WRITTEN PROBLEM ▸ Look through the data below. Show each line where the string "monitor" occurs.

Records from a data collection

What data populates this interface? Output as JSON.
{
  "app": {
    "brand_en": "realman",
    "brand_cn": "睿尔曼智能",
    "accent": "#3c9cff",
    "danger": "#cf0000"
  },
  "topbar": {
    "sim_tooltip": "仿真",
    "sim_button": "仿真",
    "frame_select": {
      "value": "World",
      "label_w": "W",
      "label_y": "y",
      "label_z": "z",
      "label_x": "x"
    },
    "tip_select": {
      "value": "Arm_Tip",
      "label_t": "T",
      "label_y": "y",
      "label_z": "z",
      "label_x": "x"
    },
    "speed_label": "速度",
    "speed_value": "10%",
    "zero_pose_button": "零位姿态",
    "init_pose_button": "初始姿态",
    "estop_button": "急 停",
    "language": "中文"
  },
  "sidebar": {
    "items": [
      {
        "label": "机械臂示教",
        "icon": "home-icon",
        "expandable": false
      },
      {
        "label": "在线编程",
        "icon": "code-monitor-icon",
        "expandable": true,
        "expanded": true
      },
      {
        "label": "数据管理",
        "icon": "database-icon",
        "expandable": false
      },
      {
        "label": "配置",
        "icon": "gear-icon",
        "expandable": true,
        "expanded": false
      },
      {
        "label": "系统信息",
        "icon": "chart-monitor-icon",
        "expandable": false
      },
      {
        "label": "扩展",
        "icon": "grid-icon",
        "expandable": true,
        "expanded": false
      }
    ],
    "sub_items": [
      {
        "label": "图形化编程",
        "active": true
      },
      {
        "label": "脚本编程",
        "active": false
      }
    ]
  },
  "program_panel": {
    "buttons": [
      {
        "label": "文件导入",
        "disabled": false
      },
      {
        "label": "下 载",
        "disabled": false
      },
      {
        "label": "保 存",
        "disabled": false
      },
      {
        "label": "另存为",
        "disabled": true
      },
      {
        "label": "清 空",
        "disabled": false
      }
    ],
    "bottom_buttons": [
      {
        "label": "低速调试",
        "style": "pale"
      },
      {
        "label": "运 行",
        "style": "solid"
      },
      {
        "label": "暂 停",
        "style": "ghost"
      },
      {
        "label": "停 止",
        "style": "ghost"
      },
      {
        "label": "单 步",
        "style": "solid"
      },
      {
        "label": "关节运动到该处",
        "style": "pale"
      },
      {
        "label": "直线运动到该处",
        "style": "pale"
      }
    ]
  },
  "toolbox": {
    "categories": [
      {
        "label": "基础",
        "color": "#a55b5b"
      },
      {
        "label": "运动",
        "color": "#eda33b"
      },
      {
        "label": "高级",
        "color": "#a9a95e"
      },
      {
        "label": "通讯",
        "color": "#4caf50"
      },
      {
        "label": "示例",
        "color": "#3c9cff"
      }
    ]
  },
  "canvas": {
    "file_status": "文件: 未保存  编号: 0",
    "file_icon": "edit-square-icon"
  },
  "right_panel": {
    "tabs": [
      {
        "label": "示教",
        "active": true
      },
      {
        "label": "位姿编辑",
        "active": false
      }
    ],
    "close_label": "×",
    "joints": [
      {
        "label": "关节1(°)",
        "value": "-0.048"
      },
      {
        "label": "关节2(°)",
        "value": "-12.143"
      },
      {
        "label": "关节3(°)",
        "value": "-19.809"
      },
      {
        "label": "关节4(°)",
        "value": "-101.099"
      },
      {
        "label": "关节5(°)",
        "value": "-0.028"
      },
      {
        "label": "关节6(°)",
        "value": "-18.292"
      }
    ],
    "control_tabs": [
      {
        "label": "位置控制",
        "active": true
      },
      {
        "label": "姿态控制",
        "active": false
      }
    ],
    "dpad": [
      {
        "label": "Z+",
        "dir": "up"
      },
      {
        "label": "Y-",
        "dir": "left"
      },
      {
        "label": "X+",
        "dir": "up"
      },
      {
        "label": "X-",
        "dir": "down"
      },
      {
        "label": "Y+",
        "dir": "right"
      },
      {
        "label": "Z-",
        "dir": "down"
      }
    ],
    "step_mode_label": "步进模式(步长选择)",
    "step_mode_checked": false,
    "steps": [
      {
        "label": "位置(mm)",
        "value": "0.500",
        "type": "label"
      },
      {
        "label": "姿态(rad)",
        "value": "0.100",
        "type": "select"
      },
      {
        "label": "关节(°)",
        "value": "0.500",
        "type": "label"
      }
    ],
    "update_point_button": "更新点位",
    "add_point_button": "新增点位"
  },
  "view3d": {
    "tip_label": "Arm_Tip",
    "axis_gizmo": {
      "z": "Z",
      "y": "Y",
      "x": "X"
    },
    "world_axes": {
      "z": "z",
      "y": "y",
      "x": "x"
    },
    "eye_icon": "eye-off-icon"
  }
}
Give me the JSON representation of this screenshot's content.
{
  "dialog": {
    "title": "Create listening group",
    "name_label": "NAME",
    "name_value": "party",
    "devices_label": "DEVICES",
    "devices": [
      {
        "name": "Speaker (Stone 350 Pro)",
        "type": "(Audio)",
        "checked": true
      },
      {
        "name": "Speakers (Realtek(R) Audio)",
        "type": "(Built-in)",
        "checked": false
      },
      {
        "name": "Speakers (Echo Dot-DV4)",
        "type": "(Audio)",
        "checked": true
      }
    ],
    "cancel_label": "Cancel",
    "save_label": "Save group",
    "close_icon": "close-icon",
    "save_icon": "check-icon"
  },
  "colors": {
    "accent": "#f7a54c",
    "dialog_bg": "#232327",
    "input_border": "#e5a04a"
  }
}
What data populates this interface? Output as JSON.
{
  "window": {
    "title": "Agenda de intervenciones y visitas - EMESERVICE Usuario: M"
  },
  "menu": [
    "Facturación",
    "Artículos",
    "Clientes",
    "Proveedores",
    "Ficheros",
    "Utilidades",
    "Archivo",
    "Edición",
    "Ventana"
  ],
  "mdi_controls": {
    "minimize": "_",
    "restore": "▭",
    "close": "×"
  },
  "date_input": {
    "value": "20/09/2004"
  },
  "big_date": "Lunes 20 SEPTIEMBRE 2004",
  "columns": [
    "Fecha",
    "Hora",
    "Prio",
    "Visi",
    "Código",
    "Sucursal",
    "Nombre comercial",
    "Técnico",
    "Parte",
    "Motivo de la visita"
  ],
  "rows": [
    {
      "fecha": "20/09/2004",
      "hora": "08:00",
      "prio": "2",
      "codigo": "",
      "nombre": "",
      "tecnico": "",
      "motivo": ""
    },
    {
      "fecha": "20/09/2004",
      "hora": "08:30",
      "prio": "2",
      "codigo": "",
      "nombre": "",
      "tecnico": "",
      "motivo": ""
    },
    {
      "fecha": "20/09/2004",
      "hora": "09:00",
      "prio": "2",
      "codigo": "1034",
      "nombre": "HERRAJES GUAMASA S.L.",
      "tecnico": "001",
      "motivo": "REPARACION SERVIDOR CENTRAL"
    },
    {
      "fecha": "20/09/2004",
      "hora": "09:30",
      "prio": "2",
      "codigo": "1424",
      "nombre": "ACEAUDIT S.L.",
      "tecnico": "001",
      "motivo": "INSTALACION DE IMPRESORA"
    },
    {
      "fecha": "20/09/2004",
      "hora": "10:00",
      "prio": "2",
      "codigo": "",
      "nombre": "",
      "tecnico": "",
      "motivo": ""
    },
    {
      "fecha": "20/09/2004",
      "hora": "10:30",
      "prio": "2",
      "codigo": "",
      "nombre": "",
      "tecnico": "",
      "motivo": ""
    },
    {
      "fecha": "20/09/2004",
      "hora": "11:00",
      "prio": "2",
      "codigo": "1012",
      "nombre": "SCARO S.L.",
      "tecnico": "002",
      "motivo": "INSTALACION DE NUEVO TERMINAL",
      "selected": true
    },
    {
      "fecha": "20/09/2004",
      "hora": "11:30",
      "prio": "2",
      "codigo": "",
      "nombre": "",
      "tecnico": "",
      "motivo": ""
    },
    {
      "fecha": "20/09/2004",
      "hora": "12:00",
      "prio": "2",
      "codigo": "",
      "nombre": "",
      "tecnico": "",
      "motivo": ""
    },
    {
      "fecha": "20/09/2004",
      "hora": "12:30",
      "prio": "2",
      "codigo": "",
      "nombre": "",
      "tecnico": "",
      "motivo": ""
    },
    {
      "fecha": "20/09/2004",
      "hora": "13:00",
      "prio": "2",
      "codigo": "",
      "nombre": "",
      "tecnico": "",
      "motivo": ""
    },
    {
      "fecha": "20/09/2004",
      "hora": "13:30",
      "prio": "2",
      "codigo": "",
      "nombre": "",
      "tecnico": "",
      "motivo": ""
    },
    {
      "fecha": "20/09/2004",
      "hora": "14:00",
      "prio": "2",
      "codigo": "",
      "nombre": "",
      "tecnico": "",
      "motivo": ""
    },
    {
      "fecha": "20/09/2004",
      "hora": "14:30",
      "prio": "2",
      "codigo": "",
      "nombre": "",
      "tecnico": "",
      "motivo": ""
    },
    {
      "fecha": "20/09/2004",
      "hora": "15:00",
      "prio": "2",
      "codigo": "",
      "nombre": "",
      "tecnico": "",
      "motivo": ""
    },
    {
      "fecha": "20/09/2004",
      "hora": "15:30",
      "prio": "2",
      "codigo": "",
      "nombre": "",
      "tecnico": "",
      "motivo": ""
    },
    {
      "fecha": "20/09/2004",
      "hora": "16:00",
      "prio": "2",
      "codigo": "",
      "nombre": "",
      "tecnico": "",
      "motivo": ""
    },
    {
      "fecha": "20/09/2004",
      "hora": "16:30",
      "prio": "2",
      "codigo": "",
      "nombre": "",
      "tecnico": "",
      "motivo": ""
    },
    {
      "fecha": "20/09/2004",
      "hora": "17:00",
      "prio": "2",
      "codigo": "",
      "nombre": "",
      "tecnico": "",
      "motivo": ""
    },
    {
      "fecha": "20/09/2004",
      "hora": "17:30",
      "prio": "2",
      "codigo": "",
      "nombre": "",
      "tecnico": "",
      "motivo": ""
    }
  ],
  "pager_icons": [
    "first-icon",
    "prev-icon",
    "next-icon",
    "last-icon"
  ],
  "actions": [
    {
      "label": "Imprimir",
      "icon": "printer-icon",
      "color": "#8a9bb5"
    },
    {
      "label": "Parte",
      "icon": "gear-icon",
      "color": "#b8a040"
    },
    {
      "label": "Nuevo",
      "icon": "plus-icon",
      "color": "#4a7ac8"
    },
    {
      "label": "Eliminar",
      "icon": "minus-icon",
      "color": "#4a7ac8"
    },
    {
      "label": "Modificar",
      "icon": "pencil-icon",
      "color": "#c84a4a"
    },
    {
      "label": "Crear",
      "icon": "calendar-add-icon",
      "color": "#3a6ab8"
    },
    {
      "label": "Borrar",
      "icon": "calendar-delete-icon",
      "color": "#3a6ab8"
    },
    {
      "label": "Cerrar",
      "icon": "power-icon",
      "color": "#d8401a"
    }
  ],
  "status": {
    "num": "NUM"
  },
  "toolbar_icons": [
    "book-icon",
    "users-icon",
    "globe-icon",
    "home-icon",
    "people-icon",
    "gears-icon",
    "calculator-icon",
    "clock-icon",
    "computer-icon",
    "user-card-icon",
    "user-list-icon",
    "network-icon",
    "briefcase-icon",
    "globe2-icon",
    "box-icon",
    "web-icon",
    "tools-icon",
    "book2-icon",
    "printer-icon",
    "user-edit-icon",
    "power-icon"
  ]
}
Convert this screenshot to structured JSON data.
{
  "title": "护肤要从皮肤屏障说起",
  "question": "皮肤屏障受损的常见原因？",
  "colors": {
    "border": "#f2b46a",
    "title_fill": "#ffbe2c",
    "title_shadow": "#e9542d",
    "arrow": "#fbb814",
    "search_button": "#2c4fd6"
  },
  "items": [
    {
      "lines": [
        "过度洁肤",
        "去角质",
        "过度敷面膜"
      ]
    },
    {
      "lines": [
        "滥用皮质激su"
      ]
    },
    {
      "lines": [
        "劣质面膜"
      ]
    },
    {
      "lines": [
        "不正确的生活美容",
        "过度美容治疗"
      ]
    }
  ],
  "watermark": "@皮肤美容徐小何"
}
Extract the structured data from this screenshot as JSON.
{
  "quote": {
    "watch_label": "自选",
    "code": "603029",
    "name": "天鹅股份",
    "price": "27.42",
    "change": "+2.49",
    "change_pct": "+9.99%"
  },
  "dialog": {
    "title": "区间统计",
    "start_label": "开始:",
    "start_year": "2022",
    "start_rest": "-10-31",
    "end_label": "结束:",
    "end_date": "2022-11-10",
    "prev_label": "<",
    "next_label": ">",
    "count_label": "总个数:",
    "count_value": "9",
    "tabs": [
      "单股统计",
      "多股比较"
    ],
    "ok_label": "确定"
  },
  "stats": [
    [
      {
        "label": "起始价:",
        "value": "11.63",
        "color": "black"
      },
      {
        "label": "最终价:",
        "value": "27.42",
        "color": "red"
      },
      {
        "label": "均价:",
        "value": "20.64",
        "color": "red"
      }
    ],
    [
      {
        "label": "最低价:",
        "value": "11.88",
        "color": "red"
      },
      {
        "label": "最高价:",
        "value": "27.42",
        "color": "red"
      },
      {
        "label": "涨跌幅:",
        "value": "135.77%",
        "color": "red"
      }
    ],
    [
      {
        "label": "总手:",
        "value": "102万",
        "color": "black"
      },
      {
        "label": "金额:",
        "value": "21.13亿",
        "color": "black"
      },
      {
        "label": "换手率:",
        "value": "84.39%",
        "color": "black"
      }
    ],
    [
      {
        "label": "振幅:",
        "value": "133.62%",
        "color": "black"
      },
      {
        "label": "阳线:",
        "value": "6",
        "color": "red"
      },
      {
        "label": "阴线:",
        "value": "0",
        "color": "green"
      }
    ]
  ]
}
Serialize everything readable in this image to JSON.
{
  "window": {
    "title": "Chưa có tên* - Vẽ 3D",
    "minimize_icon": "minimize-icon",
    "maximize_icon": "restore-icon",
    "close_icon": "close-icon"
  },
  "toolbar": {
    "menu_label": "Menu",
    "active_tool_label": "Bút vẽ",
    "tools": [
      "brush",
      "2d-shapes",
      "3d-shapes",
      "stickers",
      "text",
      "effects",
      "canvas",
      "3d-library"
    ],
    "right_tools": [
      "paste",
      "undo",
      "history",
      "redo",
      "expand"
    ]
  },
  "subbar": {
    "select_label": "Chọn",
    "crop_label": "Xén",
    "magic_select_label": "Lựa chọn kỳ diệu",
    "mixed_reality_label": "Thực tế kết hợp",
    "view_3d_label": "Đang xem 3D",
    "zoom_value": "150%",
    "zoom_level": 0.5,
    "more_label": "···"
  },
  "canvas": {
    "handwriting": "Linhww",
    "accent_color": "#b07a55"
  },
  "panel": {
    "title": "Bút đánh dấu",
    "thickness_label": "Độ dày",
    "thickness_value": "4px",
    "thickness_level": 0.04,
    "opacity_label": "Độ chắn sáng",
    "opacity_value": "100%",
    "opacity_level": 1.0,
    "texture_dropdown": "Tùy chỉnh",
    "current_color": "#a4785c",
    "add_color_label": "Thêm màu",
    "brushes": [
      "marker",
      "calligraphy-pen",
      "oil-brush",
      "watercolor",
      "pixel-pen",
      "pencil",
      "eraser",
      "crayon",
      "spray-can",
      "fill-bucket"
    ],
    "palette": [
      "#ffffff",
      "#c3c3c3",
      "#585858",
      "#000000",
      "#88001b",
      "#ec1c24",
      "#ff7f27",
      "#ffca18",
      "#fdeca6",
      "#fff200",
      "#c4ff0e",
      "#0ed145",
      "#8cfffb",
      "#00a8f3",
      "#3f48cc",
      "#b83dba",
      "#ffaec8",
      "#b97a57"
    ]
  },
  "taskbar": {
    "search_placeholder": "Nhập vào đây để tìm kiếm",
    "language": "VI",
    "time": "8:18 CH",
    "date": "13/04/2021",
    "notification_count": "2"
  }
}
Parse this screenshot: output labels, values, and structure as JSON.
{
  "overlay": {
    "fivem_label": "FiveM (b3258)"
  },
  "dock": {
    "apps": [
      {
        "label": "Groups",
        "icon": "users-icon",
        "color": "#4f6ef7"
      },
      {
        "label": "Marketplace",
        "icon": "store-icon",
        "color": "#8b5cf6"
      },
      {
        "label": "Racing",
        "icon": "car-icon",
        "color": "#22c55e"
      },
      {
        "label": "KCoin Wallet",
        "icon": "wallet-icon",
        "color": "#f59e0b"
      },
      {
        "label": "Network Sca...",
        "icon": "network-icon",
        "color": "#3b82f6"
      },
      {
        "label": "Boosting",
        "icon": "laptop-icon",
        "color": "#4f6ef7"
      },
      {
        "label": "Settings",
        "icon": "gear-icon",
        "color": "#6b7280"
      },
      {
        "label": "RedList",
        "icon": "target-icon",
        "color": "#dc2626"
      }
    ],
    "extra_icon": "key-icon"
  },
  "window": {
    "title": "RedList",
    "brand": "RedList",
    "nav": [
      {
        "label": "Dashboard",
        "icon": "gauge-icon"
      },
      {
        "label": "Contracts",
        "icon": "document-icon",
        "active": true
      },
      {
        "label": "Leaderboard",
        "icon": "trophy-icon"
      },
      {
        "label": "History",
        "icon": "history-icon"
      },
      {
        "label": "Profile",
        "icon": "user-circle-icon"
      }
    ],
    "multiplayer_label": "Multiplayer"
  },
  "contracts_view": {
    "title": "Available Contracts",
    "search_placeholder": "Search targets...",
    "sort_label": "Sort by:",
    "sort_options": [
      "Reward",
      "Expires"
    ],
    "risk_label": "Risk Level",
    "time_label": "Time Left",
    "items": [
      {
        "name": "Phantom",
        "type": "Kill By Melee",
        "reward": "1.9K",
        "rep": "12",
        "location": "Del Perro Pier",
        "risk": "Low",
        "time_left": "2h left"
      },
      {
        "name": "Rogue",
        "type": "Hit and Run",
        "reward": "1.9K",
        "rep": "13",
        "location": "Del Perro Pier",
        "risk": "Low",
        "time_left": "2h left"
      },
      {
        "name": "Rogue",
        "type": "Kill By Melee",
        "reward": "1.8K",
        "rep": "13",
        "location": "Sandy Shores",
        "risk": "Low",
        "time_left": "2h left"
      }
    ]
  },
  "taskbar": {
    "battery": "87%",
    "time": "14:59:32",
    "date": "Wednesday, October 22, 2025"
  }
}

RESPONSE ▸
        "icon": "code-monitor-icon",
        "icon": "chart-monitor-icon",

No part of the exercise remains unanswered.